Start Selection
Representations: REST and AI

Before going any further, we have to distinguish two different uses of the 
word "representation." The first is the use of "representation" as it is 
used artificial intelligence, cognitive science, and philosophy. In this 
use, a representation is something that "denotes" or "is about" something 
else, although often additional requirements are put on exactly what type 
of things the representation or its denotation may be. This will be called 
"representationAI." The second use is the use of "representation" as used 
by REST (The Representational State Transfer web architecture theory of 
Roy Fielding), where a representation can be whatever that a URI returns 
from a HTTP request. This will be called a "representationREST". A 
representationREST, unlike a representationAI, does not necessarily refer 
to or denote any other thing - although it might! The two definitions are 
not the same, but not mutually exclusive either. So, the difference 
between "on the Web" and "not on the Web" is also a test of both types of 
representation. A representationAI can qua representationAI be entirely on 
the Web if what it represents is also on the Web. Lots of representations, 
such an analog photo on my desk, are not on the Web at all. In another 
case, a picture of me on the Web is on the Web qua itself but not on the 
Web qua me, because it denotes me, not something on the Web. If the Web 
was destroyed, it would only destroy the bytes of the representationAI, 
not necessarily what the representation denoted. Also, representationsAI 
may have layers of representationAI, as one representation may denote 
other representationsAI, leading to all sorts of interesting chains of 
reference. However, representationsREST are by definition on the Web, and 
would be destroyed if the Web was destroyed, at least as the possible 
objects of HTTP operations. This is because representationsREST are 
defined precisely as the bytes that are sent over the Web. One could argue 
that copies of them archived to a computer might survive. However, those 
copies would no longer be representationsREST qua the Web, but just 
whatever they are without the Web being involved. This argument does 
reveal that both sorts of representation are functional categories that 
are dependent on their context, as something is never a representationREST 
without being on the Web (or in some parallel universe, another system 
that implements REST). Something is never a representationAI without 
something being represented.
End Selection
→ Exercise a:
In the passage on representations, what are representationsREST defined as?
The passage on representations has no connection to the rows that follow it.
Start Stored rows
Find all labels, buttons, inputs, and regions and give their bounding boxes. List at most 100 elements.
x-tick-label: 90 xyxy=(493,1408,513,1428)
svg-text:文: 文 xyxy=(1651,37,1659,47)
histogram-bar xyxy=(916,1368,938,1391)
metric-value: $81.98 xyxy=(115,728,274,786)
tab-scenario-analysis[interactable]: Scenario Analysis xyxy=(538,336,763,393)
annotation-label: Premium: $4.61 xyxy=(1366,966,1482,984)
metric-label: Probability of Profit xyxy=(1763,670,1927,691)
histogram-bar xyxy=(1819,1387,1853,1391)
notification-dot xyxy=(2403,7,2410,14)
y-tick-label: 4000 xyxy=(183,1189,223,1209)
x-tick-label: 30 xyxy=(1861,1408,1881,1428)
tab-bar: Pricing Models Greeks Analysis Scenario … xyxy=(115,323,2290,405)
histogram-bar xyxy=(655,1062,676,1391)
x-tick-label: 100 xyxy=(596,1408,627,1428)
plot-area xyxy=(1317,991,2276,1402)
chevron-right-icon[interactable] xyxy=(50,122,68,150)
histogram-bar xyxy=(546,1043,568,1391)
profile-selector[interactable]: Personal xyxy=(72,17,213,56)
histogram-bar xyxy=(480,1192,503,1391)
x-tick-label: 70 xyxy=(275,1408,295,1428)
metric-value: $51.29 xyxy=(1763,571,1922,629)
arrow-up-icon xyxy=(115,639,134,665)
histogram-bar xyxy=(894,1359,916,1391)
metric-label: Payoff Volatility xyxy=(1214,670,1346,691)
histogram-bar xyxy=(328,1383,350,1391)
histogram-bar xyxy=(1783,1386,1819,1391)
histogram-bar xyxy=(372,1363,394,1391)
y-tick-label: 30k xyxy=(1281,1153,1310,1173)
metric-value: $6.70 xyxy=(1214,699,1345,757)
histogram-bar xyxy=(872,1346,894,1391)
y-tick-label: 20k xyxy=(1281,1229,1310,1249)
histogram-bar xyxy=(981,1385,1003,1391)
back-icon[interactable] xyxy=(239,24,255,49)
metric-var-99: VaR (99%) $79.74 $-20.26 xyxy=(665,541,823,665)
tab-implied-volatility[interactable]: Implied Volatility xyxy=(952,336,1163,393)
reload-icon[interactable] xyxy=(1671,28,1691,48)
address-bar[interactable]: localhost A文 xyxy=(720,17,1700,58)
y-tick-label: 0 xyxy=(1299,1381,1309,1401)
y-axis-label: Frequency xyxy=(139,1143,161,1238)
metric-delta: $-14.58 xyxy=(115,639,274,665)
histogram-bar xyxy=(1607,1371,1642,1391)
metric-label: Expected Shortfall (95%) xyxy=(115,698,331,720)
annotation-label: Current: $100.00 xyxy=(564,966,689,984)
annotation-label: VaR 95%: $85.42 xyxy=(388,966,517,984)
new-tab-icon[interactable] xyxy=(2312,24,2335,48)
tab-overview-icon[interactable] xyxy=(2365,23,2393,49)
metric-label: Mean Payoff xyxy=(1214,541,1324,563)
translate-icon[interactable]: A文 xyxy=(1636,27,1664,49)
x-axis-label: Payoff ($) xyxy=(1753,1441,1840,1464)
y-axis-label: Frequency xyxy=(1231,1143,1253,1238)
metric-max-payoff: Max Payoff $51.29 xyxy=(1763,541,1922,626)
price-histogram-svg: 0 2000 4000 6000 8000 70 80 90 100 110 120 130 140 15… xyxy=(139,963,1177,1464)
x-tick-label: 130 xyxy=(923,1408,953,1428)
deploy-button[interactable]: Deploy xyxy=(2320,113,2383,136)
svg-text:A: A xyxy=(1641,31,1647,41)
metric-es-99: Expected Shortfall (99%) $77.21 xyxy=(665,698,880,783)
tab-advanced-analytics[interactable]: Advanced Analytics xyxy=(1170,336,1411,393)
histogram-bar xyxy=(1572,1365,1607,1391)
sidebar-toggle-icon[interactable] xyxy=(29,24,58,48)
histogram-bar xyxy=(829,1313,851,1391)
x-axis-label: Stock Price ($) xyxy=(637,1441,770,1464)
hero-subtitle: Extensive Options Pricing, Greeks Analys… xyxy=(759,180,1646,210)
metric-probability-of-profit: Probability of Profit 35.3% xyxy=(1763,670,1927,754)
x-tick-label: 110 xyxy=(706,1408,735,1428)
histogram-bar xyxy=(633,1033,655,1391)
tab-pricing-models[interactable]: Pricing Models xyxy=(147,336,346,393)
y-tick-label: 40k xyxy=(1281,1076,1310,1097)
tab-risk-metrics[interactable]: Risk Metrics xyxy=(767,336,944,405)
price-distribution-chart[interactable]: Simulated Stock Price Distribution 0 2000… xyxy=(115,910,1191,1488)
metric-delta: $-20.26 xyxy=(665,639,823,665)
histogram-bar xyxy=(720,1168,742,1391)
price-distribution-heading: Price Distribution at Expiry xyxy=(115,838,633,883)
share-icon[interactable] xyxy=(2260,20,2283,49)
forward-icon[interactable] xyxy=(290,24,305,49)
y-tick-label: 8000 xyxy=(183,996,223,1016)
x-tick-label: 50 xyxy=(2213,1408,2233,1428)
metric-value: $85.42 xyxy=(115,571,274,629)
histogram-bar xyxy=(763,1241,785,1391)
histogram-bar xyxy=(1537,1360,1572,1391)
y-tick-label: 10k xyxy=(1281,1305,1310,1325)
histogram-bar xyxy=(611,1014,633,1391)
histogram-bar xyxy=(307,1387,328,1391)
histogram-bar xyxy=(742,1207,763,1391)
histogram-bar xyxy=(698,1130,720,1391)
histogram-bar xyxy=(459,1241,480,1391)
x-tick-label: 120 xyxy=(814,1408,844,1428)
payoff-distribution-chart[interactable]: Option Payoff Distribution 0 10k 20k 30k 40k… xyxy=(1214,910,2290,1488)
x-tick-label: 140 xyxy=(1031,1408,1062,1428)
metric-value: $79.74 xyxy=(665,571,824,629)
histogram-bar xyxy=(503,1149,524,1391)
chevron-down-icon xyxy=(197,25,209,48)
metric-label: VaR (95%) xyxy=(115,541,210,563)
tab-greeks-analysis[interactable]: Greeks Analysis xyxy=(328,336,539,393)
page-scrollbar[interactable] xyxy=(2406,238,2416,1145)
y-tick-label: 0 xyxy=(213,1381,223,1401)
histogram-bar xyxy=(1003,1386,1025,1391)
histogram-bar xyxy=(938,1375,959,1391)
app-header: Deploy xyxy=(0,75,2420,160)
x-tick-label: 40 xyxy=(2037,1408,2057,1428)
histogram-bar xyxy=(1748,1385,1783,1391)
End Stored rows
→ Exercise b:
Report every line of the rows that contains the word "axis", treating case as significant.

→ Exercise solution a:
They are defined as the bytes that are sent over the Web.

→ Exercise solution b:
y-axis-label: Frequency xyxy=(139,1143,161,1238)
x-axis-label: Payoff ($) xyxy=(1753,1441,1840,1464)
y-axis-label: Frequency xyxy=(1231,1143,1253,1238)
x-axis-label: Stock Price ($) xyxy=(637,1441,770,1464)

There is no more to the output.